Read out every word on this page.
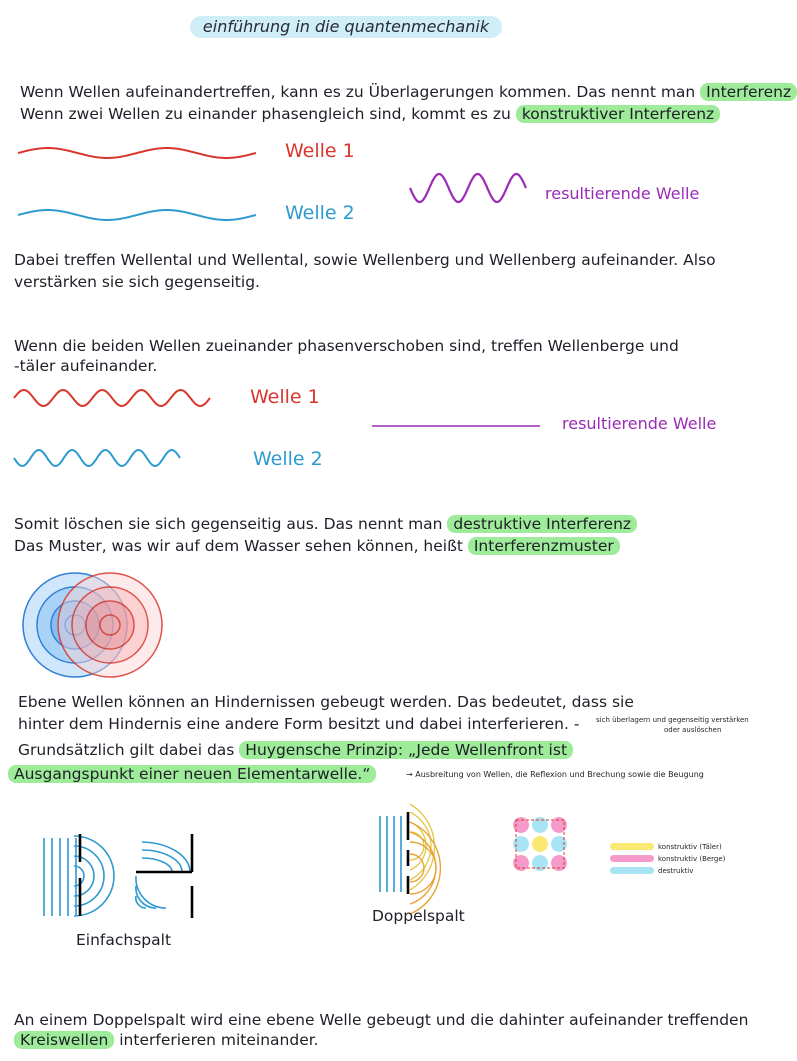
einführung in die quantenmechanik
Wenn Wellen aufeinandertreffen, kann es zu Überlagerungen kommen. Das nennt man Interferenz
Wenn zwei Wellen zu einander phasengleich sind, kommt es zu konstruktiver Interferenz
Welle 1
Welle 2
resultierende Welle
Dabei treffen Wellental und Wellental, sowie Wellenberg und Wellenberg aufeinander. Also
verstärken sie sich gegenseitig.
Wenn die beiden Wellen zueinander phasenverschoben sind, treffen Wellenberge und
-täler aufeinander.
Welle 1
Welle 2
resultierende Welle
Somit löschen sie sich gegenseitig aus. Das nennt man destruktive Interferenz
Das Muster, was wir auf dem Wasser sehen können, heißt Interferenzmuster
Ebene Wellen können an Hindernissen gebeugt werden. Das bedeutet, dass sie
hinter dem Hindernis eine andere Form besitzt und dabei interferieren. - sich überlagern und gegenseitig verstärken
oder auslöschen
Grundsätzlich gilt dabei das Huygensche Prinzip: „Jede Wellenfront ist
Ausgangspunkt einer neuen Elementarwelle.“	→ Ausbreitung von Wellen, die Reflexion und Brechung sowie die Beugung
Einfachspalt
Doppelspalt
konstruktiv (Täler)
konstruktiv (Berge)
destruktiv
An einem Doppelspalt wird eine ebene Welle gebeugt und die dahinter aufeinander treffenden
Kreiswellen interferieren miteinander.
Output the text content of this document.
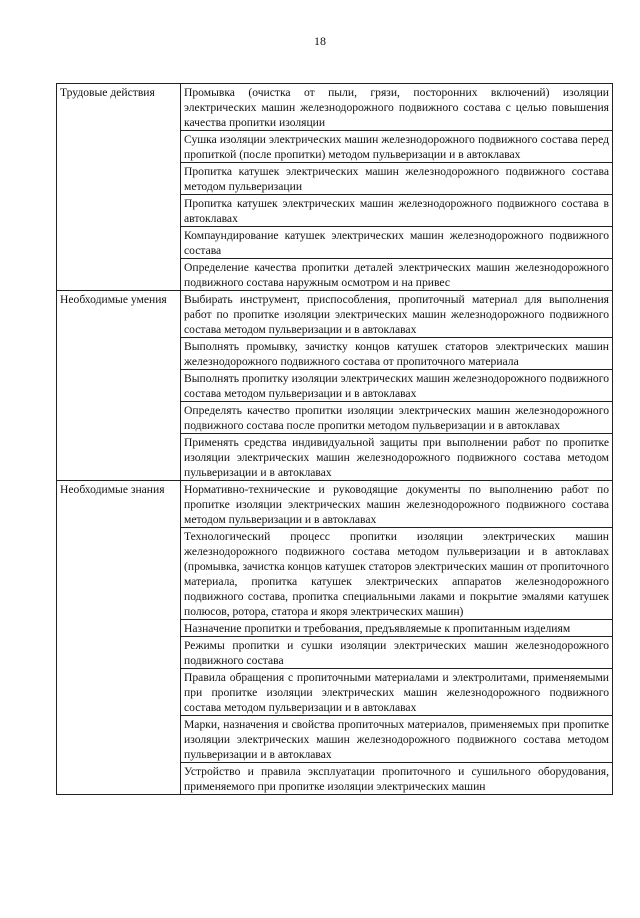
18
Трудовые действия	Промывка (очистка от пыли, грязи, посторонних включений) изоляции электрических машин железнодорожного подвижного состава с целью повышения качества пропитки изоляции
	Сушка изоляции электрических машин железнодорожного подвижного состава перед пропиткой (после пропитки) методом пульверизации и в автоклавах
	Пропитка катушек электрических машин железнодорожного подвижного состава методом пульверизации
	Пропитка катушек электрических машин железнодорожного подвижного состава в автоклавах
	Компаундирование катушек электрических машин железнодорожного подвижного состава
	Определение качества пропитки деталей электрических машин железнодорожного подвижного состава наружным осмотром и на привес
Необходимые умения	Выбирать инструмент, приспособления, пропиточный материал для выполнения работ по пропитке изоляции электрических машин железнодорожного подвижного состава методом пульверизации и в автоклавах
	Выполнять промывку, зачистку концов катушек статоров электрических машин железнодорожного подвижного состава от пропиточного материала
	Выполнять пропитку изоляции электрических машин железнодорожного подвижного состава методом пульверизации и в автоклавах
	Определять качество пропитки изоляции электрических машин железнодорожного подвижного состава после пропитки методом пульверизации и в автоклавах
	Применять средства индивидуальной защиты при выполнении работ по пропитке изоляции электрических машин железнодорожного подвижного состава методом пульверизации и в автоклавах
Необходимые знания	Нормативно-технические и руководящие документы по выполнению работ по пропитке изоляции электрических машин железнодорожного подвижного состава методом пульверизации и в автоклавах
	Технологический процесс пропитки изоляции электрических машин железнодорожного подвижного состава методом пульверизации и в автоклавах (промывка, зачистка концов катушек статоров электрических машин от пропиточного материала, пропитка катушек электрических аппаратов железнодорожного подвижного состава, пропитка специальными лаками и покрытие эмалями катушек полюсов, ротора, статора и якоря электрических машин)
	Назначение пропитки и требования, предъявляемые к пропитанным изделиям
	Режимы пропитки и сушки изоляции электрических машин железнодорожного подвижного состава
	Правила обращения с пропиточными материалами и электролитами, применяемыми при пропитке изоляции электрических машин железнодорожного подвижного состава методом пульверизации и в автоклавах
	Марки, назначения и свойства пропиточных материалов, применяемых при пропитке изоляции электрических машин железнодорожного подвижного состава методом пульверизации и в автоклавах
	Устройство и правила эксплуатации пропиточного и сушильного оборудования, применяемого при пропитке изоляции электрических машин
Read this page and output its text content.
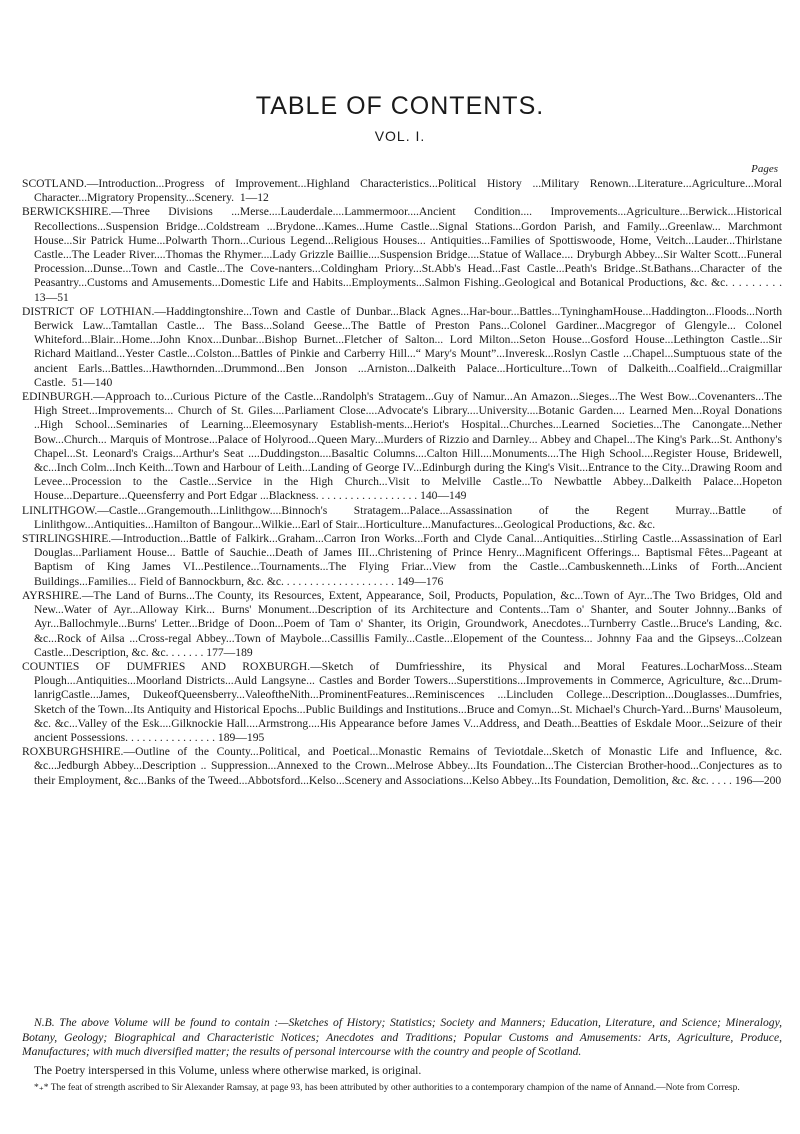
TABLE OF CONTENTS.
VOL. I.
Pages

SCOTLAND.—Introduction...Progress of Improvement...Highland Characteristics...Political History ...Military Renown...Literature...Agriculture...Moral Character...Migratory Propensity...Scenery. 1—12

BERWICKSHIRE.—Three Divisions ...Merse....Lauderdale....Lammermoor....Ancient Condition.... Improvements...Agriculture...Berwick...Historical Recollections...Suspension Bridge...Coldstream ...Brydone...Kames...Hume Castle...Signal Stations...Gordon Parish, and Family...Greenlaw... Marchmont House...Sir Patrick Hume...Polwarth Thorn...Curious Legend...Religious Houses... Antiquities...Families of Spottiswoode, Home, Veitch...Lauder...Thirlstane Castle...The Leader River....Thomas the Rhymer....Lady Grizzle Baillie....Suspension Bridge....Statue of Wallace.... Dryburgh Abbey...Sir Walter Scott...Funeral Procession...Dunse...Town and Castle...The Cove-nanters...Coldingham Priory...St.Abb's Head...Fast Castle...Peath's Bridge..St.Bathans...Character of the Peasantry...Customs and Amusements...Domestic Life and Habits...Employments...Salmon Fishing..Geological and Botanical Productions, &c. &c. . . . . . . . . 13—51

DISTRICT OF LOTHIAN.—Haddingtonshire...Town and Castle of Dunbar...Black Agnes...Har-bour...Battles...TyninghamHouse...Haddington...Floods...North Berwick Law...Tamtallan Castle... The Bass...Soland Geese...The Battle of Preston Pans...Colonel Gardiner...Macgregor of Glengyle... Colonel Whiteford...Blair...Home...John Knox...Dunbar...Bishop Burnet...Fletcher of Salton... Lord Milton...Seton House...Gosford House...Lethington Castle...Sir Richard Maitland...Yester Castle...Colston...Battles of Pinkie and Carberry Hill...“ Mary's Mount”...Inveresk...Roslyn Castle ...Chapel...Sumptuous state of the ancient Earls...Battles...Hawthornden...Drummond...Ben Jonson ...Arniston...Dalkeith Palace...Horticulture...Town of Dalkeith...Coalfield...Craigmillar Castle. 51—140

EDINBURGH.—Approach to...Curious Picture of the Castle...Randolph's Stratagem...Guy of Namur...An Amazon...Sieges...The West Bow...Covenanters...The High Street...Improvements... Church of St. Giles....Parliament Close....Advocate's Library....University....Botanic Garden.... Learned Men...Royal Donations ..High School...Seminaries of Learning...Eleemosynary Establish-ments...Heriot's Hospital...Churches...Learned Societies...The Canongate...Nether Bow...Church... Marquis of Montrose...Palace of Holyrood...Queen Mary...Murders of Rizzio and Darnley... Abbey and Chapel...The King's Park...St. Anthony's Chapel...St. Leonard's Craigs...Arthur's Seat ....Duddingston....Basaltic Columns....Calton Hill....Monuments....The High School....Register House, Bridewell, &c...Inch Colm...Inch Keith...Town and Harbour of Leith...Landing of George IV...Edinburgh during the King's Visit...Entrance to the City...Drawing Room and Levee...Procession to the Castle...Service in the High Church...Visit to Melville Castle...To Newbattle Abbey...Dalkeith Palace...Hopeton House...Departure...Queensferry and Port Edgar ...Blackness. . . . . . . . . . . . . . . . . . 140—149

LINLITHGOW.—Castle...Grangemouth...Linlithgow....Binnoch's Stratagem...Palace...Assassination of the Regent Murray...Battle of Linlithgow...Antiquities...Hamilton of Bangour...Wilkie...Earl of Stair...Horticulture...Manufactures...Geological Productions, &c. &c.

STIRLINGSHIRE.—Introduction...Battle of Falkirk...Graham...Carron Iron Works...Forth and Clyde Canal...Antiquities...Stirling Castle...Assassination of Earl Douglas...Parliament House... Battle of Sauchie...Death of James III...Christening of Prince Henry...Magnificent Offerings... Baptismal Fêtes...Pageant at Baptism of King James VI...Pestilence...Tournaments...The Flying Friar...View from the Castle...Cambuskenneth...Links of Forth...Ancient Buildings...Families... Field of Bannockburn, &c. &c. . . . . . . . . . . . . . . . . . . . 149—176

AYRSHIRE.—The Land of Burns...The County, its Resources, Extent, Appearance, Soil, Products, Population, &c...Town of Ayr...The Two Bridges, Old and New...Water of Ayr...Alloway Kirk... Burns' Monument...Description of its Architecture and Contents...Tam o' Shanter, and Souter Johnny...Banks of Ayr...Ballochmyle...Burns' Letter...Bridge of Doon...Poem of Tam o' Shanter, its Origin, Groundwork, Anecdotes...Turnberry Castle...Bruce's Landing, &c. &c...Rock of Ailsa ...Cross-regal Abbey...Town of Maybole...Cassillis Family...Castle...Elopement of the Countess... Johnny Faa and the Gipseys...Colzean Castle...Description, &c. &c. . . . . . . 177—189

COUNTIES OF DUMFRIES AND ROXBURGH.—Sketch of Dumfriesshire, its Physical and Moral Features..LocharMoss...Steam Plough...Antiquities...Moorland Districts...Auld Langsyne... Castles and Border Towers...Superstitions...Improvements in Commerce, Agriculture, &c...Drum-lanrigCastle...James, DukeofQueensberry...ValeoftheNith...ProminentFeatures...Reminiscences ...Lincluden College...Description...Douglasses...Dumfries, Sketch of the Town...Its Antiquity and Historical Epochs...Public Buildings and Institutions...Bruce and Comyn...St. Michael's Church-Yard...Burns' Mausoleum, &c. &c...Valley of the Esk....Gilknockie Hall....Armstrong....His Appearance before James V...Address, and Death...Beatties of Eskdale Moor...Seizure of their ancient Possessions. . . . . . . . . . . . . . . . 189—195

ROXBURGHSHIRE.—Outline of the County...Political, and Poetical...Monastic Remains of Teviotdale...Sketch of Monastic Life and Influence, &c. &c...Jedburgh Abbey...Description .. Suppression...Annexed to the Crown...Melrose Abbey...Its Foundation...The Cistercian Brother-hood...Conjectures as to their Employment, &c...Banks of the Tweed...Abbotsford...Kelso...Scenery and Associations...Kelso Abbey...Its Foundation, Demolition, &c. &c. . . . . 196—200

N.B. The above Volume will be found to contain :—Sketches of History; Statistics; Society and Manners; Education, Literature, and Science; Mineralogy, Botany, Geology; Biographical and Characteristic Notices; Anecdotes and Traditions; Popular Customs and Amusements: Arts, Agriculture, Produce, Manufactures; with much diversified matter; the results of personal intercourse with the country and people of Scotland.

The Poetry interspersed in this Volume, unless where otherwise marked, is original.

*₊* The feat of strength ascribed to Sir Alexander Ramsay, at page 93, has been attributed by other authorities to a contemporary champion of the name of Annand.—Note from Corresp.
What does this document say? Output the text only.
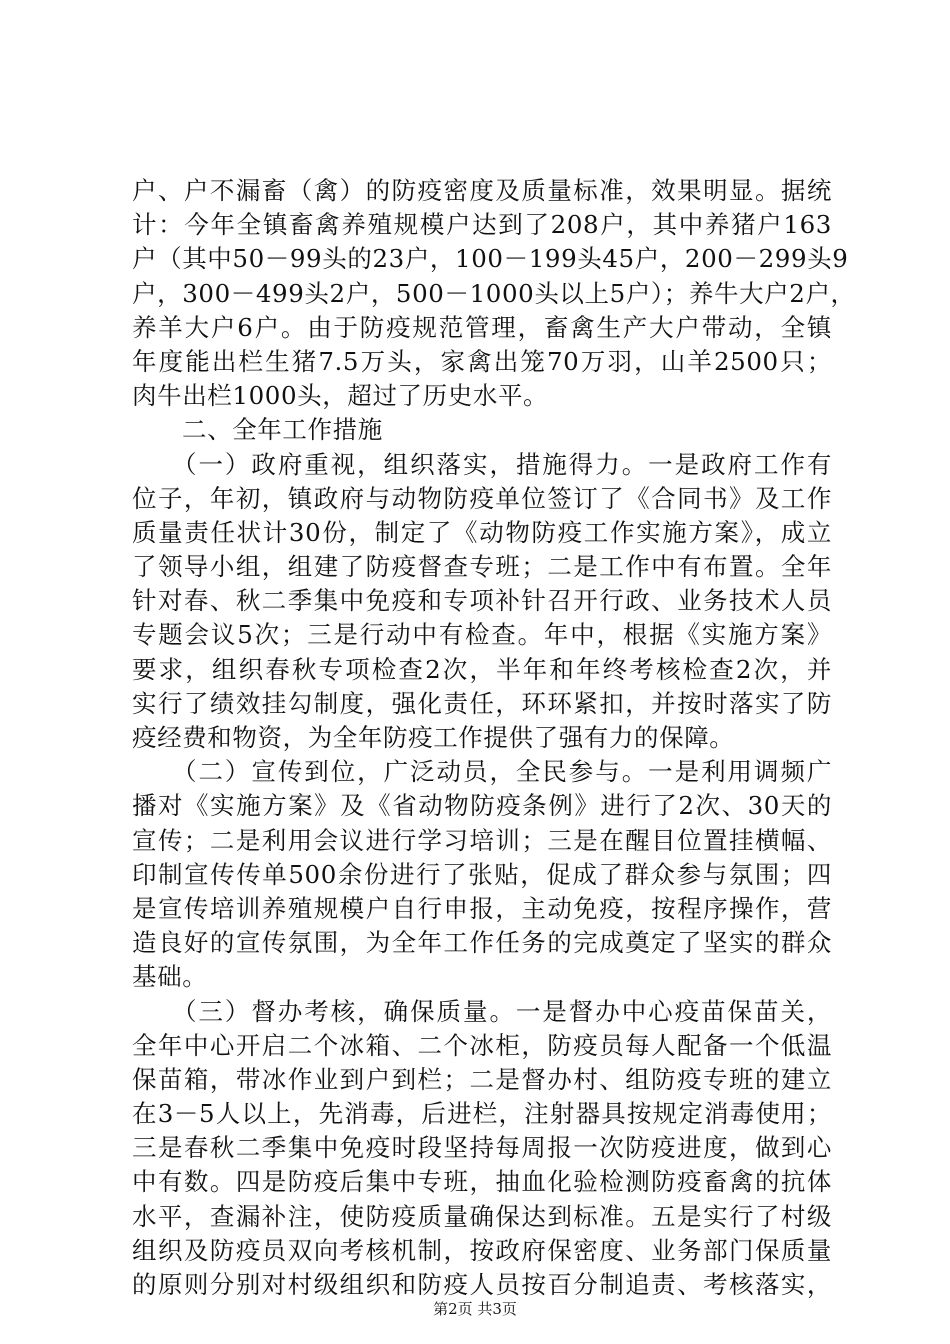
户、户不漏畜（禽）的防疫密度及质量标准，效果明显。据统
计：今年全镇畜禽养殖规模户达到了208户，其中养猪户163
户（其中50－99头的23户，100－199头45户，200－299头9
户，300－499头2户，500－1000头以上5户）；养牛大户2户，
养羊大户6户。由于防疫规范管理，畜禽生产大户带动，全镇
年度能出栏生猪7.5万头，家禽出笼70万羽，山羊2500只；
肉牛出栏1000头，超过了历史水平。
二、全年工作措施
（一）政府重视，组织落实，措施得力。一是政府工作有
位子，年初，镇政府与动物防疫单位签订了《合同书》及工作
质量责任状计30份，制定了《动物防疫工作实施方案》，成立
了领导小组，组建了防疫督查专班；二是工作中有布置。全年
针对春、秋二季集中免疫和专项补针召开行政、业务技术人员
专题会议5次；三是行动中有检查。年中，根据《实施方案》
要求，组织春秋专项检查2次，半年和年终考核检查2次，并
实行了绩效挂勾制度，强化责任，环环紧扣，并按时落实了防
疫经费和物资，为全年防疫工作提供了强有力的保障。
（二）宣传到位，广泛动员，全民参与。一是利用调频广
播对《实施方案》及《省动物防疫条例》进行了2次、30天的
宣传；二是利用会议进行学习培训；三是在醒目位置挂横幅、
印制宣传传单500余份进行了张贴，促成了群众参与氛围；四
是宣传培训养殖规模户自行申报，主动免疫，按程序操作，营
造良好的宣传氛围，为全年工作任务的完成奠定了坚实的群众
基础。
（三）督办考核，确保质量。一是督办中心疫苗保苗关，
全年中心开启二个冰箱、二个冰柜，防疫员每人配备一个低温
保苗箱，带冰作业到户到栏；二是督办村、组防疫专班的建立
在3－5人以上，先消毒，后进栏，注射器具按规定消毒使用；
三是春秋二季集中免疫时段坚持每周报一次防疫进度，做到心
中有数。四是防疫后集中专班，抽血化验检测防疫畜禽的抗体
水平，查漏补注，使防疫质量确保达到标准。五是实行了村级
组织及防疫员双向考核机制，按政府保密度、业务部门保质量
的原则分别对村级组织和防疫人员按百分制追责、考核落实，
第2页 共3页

※

> [Task to complete]: Go through the records above, find every line with the word "document", and list those lines.

> [Exercise answer]:
Output the text content of this document.
What does this document say? Output the text only.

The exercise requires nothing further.